◆ REQUIREMENTS ◆
Reproduce the listing exactly and skip over any pictures.

(Lines of data)
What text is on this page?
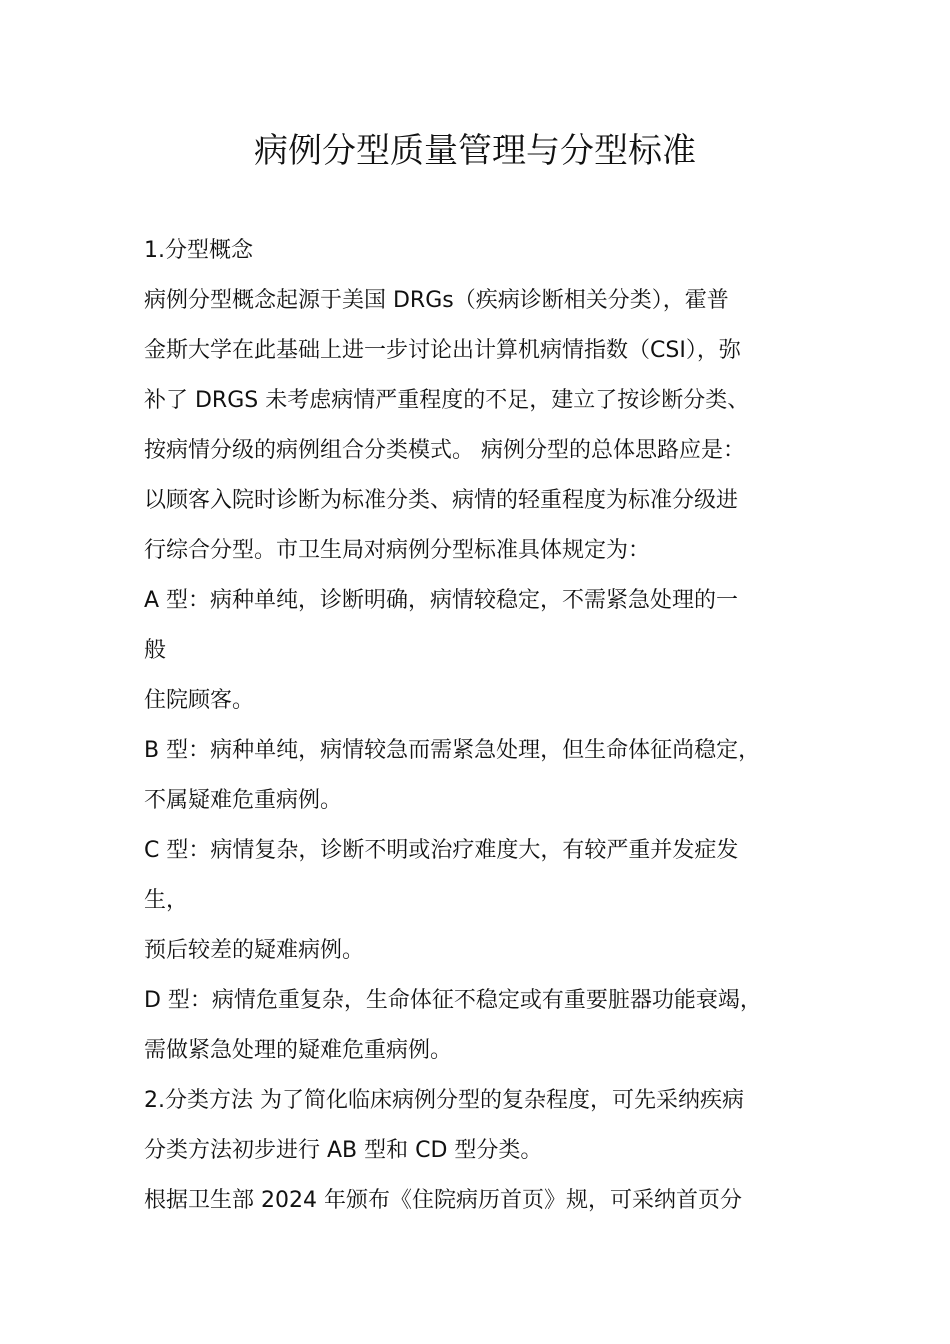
病例分型质量管理与分型标准

1.分型概念

病例分型概念起源于美国 DRGs（疾病诊断相关分类），霍普

金斯大学在此基础上进一步讨论出计算机病情指数（CSI），弥

补了 DRGS 未考虑病情严重程度的不足，建立了按诊断分类、

按病情分级的病例组合分类模式。 病例分型的总体思路应是：

以顾客入院时诊断为标准分类、病情的轻重程度为标准分级进

行综合分型。市卫生局对病例分型标准具体规定为：

A 型：病种单纯，诊断明确，病情较稳定，不需紧急处理的一

般

住院顾客。

B 型：病种单纯，病情较急而需紧急处理，但生命体征尚稳定，

不属疑难危重病例。

C 型：病情复杂，诊断不明或治疗难度大，有较严重并发症发

生，

预后较差的疑难病例。

D 型：病情危重复杂，生命体征不稳定或有重要脏器功能衰竭，

需做紧急处理的疑难危重病例。

2.分类方法 为了简化临床病例分型的复杂程度，可先采纳疾病

分类方法初步进行 AB 型和 CD 型分类。

根据卫生部 2024 年颁布《住院病历首页》规，可采纳首页分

◆ SOLUTION TO THE EXERCISE ◆
What text is on this page?
病例分型质量管理与分型标准

1.分型概念

病例分型概念起源于美国 DRGs（疾病诊断相关分类），霍普

金斯大学在此基础上进一步讨论出计算机病情指数（CSI），弥

补了 DRGS 未考虑病情严重程度的不足，建立了按诊断分类、

按病情分级的病例组合分类模式。 病例分型的总体思路应是：

以顾客入院时诊断为标准分类、病情的轻重程度为标准分级进

行综合分型。市卫生局对病例分型标准具体规定为：

A 型：病种单纯，诊断明确，病情较稳定，不需紧急处理的一

般

住院顾客。

B 型：病种单纯，病情较急而需紧急处理，但生命体征尚稳定，

不属疑难危重病例。

C 型：病情复杂，诊断不明或治疗难度大，有较严重并发症发

生，

预后较差的疑难病例。

D 型：病情危重复杂，生命体征不稳定或有重要脏器功能衰竭，

需做紧急处理的疑难危重病例。

2.分类方法 为了简化临床病例分型的复杂程度，可先采纳疾病

分类方法初步进行 AB 型和 CD 型分类。

根据卫生部 2024 年颁布《住院病历首页》规，可采纳首页分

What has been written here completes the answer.